- WHAT YOU NEED TO DO -
Gather from the listing below each line that includes the word "posts", and copy it.

- RECORDS SHOWN -
begin

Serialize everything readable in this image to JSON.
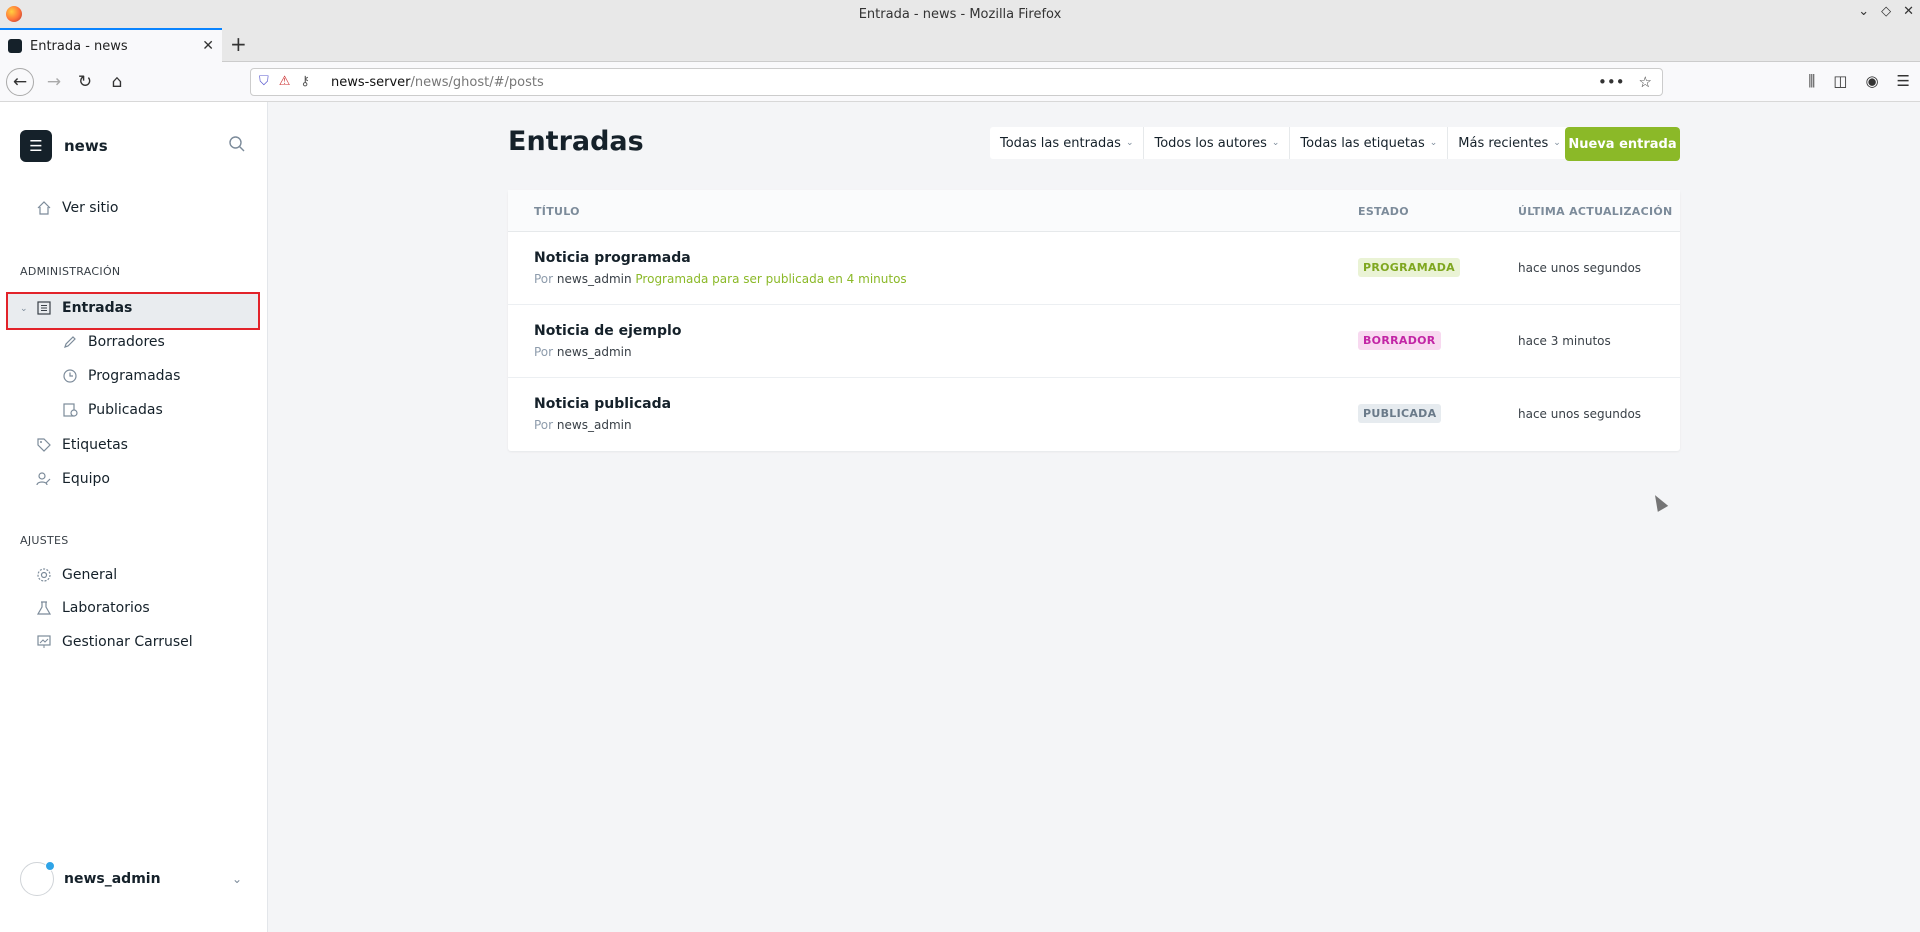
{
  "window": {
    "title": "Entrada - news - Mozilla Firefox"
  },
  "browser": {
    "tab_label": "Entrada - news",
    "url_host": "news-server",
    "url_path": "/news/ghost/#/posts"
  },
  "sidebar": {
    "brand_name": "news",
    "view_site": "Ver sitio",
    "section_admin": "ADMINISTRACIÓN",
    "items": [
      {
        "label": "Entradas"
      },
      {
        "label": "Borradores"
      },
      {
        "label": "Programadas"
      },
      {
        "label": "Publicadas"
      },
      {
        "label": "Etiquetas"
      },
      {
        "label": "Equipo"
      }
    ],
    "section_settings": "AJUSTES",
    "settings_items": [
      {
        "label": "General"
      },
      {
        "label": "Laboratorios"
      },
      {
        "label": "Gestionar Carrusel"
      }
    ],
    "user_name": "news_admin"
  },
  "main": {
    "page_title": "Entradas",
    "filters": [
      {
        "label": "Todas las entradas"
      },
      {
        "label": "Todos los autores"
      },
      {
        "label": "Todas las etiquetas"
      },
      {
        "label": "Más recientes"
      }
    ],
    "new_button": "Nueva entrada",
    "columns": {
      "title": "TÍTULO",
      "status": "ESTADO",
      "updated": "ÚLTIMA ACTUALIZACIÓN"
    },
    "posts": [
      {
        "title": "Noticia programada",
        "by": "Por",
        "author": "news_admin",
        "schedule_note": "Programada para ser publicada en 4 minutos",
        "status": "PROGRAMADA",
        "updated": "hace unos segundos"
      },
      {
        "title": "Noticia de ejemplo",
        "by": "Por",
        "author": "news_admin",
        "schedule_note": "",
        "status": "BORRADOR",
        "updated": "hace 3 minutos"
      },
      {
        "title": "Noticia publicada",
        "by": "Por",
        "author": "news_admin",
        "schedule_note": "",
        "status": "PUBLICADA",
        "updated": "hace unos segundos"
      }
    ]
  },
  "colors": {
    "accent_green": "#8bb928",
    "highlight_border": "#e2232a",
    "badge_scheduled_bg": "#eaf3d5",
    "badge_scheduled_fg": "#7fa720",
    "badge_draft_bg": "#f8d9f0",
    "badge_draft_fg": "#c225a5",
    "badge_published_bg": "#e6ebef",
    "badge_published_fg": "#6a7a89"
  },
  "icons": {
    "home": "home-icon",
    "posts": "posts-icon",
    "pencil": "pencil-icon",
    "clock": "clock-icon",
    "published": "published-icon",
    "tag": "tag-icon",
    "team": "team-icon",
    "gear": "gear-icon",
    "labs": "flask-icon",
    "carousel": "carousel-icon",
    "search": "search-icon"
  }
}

end

- RESULT -
    "url_path": "/news/ghost/#/posts"
    "posts": [
    "posts": "posts-icon",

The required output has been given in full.